— Using the information —
a) Answer these questions from the account of Khan's hearing:
(i) What sentence range did the original pretrial agreement specify?
(ii) In what month is Colonel Jackson scheduled to retire?
(iii) According to Schneider, does the government plan to introduce classified evidence during the discovery process?
b) Please write the next part of the account of Khan's hearing, picking up right after his apology to the family.

— Passage for review —
Schneider reviews the possibilities for Khan’s sentencing. The original pretrial agreement specified a sentence range of “no less than 25 years and no more than 40 years,” though a 2012 Joint Motion by the prosecution and defense indicates that the Convening Authority agreed to cap Khan’s sentence at 25 years. For the defense, Jestin notes that Appendix A of the pretrial agreement allows for a sentence of only 19 years if Khan provides “full and truthful cooperation amounting to substantial assistance.” Judge Osborn makes sure Khan understands that despite his decision to withdraw his guilty plea to Charge IV, the sentencing options remain unchanged.
After confirming that Khan’s decision to withdraw his guilty plea was made willingly and has not been coerced, Judge Osborn grants both the request to withdraw the plea and the motion to dismiss Charge IV.
Judge Osborn now turns to several administrative matters regarding scheduling and discovery. According to Schneider, the government has no plans to introduce classified evidence during the discovery process. The defense also notes that Colonel Jackson is scheduled to retire in November and has submitted a request to withdraw from the case, but Khan wants it on the record that he does not consent to Jackson’s withdrawal.
With Judge Osborn’s permission, Khan now makes a statement to the court:
First of all, thanks to Allah, the omnipotent and omniscient, to give me courage to do the right thing and took me away from prevarication path to the guidance and I'd like to use this opportunity to show some kind of—well, it's very imperative and incumbent for me to show some kind of compunction to the families that my actions, my grotesque and pernicious actions, may have caused some understandably nonvenal pain to the family; and if it's any consolation, I would like to sincerely apologize to the family that I've caused, whether physically or mentally, pain.

— Entries provided —
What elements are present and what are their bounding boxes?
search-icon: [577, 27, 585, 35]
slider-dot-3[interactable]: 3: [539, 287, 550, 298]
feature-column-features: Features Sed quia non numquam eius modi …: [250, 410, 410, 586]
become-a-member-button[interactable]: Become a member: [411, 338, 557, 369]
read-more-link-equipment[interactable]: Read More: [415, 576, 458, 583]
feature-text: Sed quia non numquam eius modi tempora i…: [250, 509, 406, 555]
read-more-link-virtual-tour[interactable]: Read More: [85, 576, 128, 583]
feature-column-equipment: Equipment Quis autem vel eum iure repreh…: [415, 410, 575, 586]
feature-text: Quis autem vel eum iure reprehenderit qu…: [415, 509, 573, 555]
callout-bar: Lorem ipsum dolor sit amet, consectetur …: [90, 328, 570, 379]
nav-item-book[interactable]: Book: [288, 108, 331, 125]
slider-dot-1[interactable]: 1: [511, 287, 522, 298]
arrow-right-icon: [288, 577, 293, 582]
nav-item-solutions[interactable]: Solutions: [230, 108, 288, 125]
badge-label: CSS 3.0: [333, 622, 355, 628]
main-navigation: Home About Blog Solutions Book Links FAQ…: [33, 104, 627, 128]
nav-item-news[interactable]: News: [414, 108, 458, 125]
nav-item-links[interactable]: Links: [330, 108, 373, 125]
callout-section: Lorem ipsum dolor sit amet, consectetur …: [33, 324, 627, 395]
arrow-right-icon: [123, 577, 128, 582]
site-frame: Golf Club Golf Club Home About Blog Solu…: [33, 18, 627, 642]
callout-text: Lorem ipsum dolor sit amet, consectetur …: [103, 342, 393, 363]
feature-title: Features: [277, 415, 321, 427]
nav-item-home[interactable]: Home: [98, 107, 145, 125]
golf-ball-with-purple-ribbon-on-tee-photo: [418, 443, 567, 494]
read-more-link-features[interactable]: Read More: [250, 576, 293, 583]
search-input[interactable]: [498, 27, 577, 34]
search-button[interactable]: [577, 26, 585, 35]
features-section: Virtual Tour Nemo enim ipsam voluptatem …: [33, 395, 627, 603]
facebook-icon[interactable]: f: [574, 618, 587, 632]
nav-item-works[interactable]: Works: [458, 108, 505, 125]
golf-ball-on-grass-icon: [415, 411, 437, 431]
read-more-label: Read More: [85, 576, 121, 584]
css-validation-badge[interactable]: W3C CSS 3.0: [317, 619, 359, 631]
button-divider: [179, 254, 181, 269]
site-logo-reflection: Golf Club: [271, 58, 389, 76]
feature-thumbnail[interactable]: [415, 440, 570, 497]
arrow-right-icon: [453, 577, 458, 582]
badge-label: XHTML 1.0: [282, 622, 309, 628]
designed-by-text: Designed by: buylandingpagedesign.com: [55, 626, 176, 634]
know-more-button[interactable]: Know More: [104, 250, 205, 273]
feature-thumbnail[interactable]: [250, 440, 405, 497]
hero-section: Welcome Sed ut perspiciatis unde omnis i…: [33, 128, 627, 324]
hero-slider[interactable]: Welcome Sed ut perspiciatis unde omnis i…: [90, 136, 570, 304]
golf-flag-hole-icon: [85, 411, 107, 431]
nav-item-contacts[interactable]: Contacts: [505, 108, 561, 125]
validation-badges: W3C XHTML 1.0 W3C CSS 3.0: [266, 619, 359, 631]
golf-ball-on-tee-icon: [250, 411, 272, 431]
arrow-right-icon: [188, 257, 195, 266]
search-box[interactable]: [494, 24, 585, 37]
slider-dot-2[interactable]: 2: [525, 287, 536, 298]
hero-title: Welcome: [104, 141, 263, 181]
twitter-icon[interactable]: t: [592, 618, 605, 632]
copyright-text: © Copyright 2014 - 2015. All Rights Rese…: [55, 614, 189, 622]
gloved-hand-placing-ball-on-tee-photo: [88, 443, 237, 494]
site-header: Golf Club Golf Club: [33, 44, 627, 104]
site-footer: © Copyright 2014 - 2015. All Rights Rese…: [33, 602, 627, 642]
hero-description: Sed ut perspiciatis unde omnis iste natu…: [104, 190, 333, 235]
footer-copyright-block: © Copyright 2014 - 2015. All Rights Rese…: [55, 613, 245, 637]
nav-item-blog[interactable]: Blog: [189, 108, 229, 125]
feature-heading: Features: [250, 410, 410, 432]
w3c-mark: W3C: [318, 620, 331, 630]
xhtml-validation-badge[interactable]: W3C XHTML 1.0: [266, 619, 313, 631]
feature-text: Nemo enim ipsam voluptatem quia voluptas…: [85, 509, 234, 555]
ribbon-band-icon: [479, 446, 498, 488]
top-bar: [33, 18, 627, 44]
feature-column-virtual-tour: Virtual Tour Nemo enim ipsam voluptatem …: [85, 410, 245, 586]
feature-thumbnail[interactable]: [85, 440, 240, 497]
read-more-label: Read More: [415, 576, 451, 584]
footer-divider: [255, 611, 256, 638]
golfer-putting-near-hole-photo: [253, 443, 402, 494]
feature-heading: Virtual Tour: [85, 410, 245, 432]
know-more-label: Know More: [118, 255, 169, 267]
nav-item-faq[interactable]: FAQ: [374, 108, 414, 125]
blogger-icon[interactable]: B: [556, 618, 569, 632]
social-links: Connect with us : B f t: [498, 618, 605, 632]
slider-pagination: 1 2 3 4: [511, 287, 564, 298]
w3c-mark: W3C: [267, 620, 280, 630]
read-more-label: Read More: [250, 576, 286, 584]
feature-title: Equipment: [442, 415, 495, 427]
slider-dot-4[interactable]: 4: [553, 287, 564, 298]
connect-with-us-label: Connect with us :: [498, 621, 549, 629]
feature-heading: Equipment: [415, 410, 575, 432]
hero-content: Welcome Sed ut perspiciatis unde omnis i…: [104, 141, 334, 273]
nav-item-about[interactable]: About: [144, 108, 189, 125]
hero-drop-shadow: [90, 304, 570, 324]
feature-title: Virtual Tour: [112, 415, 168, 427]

— Response list —
a)
(i) No less than 25 years and no more than 40 years.
(ii) November.
(iii) No.

b)
And it's not like, you know, I don't get to come to court as often as possible, so this is the—probably the second time I'm addressing court, so I'm using this opportunity to just to show some kind of compunction or regret; and actions speak more than words and that's what I believe in and that's what I'm trying to show by my cooperation that if that can ameliorate some of the pain for the family and that was my whole objective to just use few minutes to show some of the—a true penitence by action—so they can—will ask Allah to forgive me and maybe they can—Allah can put forgiveness for me in their heart.
And, it's, you know, they say it's not how you start but how you end the game, so I made obviously some grotesque mistakes in my life. That's why I end up here. And—but I'd like to move on, even the whole—I am not honestly interested in the whole enhanced interrogation thing, method they used. I just want to move on, as like the President says, Let's move on, and—but I just—my objective in future would be that I would really like to help the young—I call them the young jihadi wannabes.
Khan closes with a plea for transparency, asking that his attorneys be allowed to see his medical records and “all the things I need for my defense.” He has trouble putting his faith in the military commissions process if he feels there’s “something sub rosa going on.”
That’s all for Majid Khan’s third ever public appearance at Guantanamo Bay. Sentencing hearings are set to proceed in 2019, three years down the road.